--- start Data to process ---
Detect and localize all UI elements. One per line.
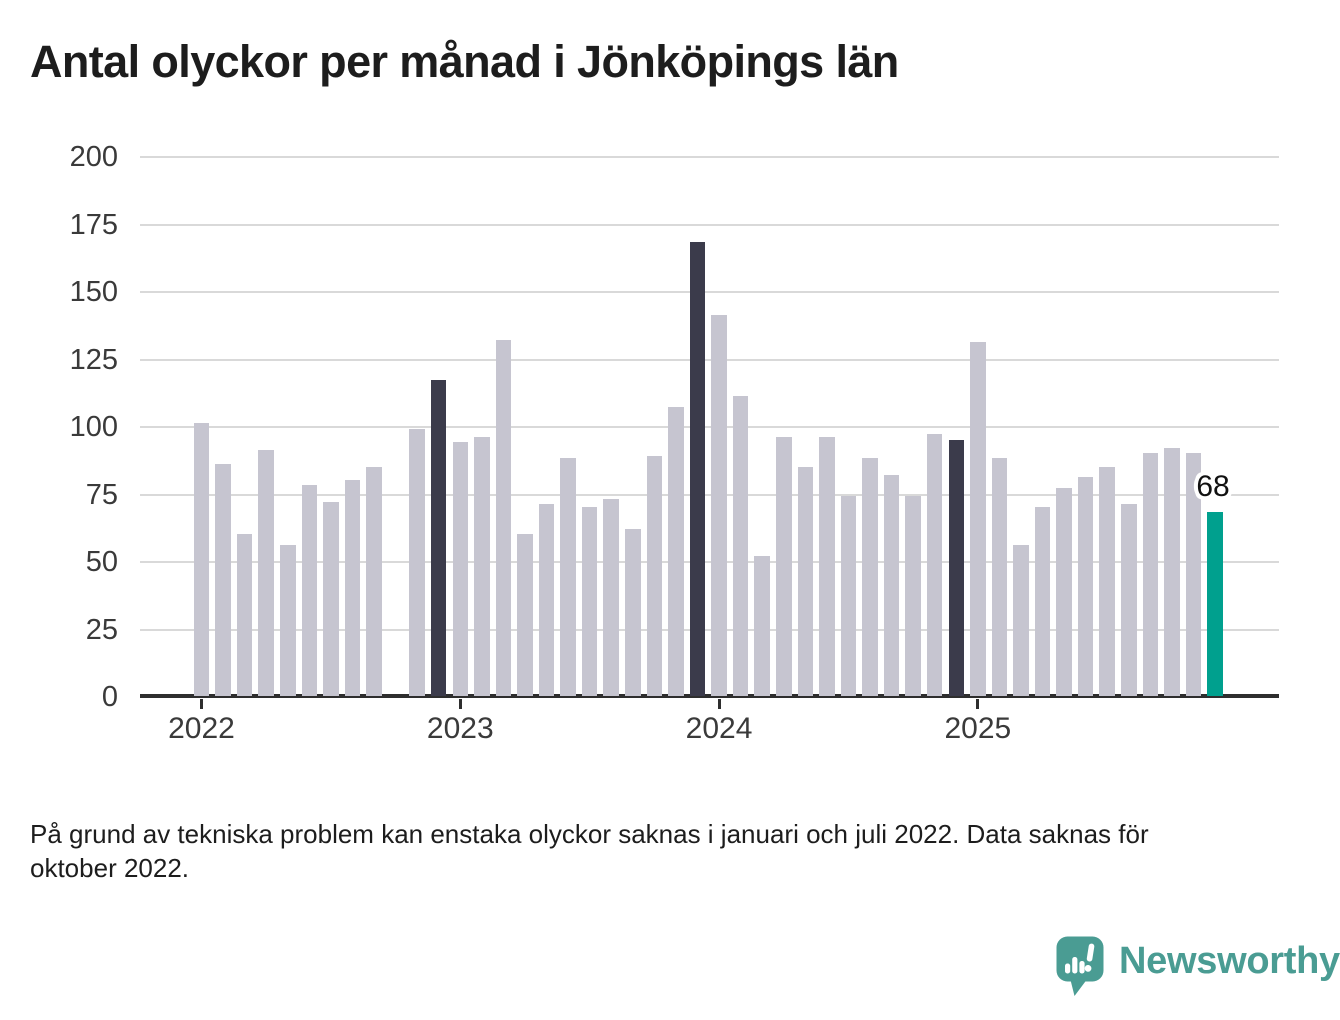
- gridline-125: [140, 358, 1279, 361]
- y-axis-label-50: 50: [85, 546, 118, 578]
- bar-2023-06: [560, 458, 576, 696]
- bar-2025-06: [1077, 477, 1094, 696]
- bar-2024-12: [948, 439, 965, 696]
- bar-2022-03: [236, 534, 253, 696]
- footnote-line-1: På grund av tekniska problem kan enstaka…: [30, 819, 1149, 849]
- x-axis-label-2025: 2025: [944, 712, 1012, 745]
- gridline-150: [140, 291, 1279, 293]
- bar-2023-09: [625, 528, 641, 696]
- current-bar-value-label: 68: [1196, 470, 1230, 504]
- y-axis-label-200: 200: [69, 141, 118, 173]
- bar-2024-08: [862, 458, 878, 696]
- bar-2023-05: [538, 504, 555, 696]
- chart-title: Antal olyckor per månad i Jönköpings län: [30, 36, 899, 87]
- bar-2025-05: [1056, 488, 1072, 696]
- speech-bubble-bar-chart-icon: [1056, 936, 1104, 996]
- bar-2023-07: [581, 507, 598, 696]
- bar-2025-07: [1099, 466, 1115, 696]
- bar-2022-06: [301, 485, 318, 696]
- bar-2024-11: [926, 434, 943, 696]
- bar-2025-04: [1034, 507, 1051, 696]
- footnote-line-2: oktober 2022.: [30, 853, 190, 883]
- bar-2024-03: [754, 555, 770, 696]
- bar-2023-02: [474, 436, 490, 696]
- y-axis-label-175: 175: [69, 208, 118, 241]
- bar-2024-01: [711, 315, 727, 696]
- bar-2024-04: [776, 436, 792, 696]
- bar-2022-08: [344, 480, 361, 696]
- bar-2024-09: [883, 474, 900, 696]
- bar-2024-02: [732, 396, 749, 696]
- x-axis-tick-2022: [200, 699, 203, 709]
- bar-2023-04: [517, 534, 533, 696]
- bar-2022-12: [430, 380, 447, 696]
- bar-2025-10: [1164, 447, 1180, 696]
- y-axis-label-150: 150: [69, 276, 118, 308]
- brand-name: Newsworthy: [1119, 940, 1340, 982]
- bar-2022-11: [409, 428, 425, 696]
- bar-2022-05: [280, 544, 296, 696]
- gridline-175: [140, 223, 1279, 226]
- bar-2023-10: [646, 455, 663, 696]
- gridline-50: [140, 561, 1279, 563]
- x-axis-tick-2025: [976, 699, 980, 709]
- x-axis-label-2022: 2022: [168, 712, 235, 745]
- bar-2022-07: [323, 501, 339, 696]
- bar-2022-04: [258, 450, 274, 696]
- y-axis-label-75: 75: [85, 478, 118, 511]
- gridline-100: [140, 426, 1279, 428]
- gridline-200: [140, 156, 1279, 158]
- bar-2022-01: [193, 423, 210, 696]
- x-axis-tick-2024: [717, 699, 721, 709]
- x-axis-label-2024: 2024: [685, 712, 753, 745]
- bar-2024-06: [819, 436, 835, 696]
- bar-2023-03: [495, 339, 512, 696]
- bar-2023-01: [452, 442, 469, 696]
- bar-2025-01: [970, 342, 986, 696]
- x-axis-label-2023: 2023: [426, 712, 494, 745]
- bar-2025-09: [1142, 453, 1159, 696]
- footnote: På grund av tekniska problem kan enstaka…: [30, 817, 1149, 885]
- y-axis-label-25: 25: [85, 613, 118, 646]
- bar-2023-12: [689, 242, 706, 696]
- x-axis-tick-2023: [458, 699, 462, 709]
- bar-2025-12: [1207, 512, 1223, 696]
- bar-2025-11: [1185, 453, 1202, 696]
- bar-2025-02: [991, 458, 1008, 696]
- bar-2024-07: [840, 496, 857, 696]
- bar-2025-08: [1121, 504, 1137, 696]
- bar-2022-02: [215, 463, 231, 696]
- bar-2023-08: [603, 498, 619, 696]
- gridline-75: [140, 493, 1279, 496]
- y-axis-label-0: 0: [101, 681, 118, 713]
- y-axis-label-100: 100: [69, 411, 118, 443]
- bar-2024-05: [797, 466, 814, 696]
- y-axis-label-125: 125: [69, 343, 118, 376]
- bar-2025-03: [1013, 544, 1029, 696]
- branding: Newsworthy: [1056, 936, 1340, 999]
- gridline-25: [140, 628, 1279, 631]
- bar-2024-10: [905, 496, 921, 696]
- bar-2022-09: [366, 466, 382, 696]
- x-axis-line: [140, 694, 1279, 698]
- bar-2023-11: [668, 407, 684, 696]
--- end Data to process ---
--- start Data to process ---
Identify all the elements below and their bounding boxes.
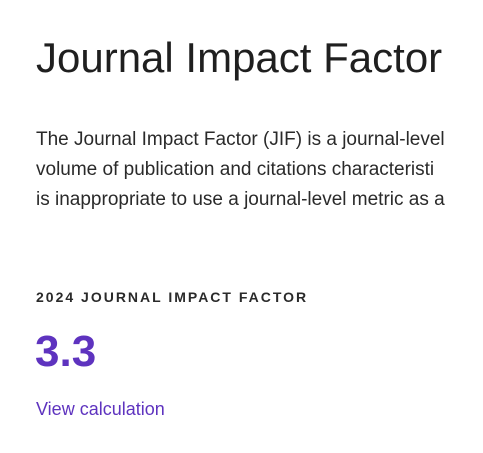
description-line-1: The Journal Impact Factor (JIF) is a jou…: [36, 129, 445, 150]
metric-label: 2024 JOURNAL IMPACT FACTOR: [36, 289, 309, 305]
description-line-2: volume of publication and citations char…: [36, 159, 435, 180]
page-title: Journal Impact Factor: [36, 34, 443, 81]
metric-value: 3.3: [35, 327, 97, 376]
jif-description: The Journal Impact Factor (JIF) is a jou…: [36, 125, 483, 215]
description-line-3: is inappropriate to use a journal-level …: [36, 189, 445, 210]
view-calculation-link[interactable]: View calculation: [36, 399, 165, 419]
--- end Data to process ---
** Stated goal **
Write out again the lines of the records from the one containing "description-line-1: The Journal" to the one containing "description-line-2: volume of", including both of those lines.

** The response **
description-line-1: The Journal Impact Factor (JIF) is a jou…: [36, 129, 445, 150]
metric-label: 2024 JOURNAL IMPACT FACTOR: [36, 289, 309, 305]
description-line-2: volume of publication and citations char…: [36, 159, 435, 180]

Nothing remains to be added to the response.